Figure dataset records
────────

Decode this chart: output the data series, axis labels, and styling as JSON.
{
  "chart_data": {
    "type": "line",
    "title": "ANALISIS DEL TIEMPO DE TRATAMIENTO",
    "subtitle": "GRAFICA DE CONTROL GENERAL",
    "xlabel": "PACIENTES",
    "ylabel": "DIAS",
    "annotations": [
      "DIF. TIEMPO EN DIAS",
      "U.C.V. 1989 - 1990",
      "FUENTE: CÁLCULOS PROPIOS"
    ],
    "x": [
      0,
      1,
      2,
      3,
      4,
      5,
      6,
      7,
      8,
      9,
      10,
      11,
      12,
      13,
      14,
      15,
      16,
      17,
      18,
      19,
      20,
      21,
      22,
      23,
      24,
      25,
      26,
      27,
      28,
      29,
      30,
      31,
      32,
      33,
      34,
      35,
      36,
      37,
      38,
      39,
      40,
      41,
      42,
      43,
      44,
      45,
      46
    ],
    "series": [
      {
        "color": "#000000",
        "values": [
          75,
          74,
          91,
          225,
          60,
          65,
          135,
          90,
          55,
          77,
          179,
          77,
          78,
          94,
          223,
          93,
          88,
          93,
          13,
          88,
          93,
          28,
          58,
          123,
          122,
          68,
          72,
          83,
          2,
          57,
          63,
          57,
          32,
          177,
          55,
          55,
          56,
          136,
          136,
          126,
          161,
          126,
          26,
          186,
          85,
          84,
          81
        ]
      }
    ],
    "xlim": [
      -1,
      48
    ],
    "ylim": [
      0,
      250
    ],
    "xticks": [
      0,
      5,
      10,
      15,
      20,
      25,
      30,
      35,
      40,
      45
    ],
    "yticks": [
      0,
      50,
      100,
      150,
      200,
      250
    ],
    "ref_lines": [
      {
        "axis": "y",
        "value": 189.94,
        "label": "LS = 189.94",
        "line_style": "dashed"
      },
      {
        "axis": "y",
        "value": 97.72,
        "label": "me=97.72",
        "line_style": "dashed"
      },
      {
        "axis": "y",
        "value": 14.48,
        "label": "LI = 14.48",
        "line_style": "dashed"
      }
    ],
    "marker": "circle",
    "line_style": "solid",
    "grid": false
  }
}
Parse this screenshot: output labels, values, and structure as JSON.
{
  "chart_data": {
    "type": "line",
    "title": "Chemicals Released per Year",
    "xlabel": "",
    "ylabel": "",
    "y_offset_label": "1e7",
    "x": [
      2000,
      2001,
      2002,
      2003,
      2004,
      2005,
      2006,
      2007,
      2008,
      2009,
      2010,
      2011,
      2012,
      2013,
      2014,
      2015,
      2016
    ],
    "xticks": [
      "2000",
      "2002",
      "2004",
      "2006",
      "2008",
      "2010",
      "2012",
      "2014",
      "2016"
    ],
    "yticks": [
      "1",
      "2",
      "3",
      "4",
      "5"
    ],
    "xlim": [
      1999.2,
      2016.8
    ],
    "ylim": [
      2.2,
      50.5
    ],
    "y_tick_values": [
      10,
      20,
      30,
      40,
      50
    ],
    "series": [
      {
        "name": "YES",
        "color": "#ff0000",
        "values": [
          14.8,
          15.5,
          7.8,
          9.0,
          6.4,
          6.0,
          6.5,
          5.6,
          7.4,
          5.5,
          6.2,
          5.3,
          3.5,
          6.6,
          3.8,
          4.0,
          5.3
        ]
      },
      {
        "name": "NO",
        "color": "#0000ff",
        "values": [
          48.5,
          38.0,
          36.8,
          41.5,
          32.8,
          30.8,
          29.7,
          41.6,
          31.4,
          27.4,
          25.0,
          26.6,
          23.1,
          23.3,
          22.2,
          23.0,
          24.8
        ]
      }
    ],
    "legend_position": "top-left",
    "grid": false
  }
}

────────

Copy each line of the listing that includes "TIEMPO".

**Solution:**
    "title": "ANALISIS DEL TIEMPO DE TRATAMIENTO",
      "DIF. TIEMPO EN DIAS",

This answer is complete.